§ **WRITTEN INSTRUCTION**
Your task is to copy the material exactly.

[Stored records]
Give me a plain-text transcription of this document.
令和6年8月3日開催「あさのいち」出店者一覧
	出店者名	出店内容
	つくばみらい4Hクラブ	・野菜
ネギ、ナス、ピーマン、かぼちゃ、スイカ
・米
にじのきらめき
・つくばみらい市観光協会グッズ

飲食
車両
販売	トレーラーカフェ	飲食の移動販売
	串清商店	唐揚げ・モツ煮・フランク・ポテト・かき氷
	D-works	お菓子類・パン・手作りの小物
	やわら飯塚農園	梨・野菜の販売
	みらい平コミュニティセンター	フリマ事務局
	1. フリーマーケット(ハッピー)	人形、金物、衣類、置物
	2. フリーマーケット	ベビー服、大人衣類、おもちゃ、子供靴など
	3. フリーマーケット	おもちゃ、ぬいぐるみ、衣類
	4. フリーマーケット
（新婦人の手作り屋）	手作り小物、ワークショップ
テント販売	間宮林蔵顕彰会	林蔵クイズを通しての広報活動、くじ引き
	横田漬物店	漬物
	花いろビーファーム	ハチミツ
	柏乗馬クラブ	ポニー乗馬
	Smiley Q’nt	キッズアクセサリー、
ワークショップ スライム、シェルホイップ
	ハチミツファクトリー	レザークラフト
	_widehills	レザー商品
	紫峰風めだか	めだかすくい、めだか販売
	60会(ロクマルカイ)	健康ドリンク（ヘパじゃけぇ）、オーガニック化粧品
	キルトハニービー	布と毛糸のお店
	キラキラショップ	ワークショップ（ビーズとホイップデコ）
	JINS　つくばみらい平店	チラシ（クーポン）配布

§ **ANSWER IN FULL**
Give me a plain-text transcription of this document.
令和6年8月3日開催「あさのいち」出店者一覧
	出店者名	出店内容
	つくばみらい4Hクラブ	・野菜
ネギ、ナス、ピーマン、かぼちゃ、スイカ
・米
にじのきらめき
・つくばみらい市観光協会グッズ

飲食
車両
販売	トレーラーカフェ	飲食の移動販売
	串清商店	唐揚げ・モツ煮・フランク・ポテト・かき氷
	D-works	お菓子類・パン・手作りの小物
	やわら飯塚農園	梨・野菜の販売
	みらい平コミュニティセンター	フリマ事務局
	1. フリーマーケット(ハッピー)	人形、金物、衣類、置物
	2. フリーマーケット	ベビー服、大人衣類、おもちゃ、子供靴など
	3. フリーマーケット	おもちゃ、ぬいぐるみ、衣類
	4. フリーマーケット
（新婦人の手作り屋）	手作り小物、ワークショップ
テント販売	間宮林蔵顕彰会	林蔵クイズを通しての広報活動、くじ引き
	横田漬物店	漬物
	花いろビーファーム	ハチミツ
	柏乗馬クラブ	ポニー乗馬
	Smiley Q’nt	キッズアクセサリー、
ワークショップ スライム、シェルホイップ
	ハチミツファクトリー	レザークラフト
	_widehills	レザー商品
	紫峰風めだか	めだかすくい、めだか販売
	60会(ロクマルカイ)	健康ドリンク（ヘパじゃけぇ）、オーガニック化粧品
	キルトハニービー	布と毛糸のお店
	キラキラショップ	ワークショップ（ビーズとホイップデコ）
	JINS　つくばみらい平店	チラシ（クーポン）配布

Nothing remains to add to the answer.